Extrait
++++++++
À ce propos, quels sont vos critères de sélection à l’entrée du club ? 

En général, nous évitons d’accueillir des clients un peu trop jeunes. Je considère qu’à 23 ou 24 ans, vous devez encore faire vos armes dans des clubs différents. Idem pour les jeunes majeurs : à 18 ans, vous n’êtes pas supposé côtoyer des trentenaires, selon moi, cela n’a aucun sens. Faire la fête, ça s’apprend ! Et nous ne souhaitons pas passer la nuit à gérer les excès des uns et des autres. Mais je comprends parfaitement qu’on puisse ne pas être d’accord avec moi. Mon travail c'est de garantir que la fête soit suffisamment bonne pour que chacun ait envie de rester. Lorsque j’interdis l’accès à une jeune fille de 20 ans qui envisage de s’adonner à certains excès c’est pour lui éviter une overdose qui causerait, en plus, la fermeture de l’établissement.

 

 

Pendant longtemps, la popularité d’un club était liée au bouche-à-oreille. Avec l’avénement des réseaux sociaux, le moindre incident peut devenir viral. 

 

 

Comment avez-vous lancé votre première soirée ?
++++++++
Reprenez l'entretien sur le tri des clients d'un club juste après sa dernière question, « Comment avez-vous lancé votre première soirée ? », en y faisant répondre la personne interrogée.

Extrait des données
++++++++
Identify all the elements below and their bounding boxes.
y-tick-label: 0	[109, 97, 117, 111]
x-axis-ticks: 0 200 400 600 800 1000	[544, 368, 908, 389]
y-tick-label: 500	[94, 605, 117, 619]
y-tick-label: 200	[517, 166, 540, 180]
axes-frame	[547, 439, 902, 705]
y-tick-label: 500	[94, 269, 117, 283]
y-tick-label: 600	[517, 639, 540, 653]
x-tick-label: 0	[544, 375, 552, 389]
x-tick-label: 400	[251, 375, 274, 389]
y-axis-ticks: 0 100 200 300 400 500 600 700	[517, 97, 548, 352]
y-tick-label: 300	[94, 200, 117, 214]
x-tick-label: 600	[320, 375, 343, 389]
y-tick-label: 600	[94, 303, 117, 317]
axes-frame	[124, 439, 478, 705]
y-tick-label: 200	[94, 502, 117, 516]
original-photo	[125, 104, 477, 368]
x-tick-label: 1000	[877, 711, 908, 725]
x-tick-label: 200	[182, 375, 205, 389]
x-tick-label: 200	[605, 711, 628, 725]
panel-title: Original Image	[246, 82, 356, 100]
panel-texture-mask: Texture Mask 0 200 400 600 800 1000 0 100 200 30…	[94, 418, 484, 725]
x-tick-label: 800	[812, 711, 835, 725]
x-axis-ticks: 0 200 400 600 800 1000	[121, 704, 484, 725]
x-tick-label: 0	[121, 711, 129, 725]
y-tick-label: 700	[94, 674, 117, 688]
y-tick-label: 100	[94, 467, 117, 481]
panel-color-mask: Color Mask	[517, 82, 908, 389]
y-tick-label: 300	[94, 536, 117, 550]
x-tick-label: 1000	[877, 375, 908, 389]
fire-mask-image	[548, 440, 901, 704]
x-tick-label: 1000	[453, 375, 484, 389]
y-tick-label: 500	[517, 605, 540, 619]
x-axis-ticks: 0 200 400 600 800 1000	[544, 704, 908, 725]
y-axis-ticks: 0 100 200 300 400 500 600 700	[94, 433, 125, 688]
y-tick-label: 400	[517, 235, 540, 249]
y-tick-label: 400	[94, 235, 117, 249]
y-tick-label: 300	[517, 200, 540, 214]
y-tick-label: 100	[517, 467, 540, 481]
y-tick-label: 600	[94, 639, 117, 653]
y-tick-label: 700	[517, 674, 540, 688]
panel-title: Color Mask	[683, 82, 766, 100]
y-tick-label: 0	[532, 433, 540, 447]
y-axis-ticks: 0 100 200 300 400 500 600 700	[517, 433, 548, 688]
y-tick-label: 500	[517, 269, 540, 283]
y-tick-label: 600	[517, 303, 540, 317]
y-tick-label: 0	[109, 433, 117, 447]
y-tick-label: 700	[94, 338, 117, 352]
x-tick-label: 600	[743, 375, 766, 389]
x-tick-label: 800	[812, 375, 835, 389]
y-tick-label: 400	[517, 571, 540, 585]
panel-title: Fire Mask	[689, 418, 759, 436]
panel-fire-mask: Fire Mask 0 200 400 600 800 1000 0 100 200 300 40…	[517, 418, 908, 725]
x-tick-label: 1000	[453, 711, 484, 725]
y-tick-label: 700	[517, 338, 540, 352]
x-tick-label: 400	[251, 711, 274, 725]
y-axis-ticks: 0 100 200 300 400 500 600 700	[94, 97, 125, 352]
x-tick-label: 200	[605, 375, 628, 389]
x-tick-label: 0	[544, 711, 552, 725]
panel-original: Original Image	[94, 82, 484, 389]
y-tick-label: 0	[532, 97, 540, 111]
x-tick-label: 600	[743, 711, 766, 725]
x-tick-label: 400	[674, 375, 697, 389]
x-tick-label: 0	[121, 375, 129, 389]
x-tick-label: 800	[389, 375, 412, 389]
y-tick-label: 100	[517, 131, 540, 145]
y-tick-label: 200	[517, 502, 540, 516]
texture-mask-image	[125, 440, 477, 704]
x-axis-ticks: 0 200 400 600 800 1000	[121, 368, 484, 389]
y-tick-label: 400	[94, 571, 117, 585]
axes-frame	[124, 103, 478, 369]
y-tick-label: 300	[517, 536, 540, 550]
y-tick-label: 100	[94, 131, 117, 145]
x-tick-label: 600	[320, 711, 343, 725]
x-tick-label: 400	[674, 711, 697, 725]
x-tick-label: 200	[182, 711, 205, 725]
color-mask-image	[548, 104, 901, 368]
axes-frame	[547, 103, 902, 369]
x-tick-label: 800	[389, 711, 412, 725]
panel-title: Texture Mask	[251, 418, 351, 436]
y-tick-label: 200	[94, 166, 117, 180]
++++++++
Réponse
L'investissement initial était proche de zéro. C'est la première soirée qui a financé nos achats : à savoir le logo et le néon qui est à l'entrée. Pour le nom, on cherchait quelque chose de simple, de léger et d’international. Mon associé a lancé : “Bisou !” Et c’est ce que nous avons gardé. Ce n’est pas la plus folle des anecdotes mais cela répond à votre question. [Rires.]

 

Certains de vos concurrents ont-ils tentés de vous intimider au lancement du projet ? Je crois savoir que certains de vos homologues du milieu de la nuit subissent parfois des pressions.

Figurez-vous que c’est plutôt le contraire. Nous avons reçu beaucoup de patrons de boîtes de nuit et tous leurs messages étaient assez positifs : “Franchement, ça remet un peu les pendules à l’heure.” Visiblement, eux-aussi en ont assez d’entendre que Paris n’est plus une ville de fête. Paris c’est Régine, les Bains Douches, le Palace… Si la fête a progressivement disparu, c’est aussi parce que les gens en avaient assez d’être mal reçus. L’argent servaient à payer des DJ hors de prix et les billets d’entrée l’étaient tout autant. Créons plutôt un lieu de fête incroyable sans inviter de DJ stars tout en recevant convenablement nos clients. Les immenses boites de nuit qui proposent des tables à des prix exorbitants, ce n’est pas notre business model.

Maeva Bessis au Bisou Club.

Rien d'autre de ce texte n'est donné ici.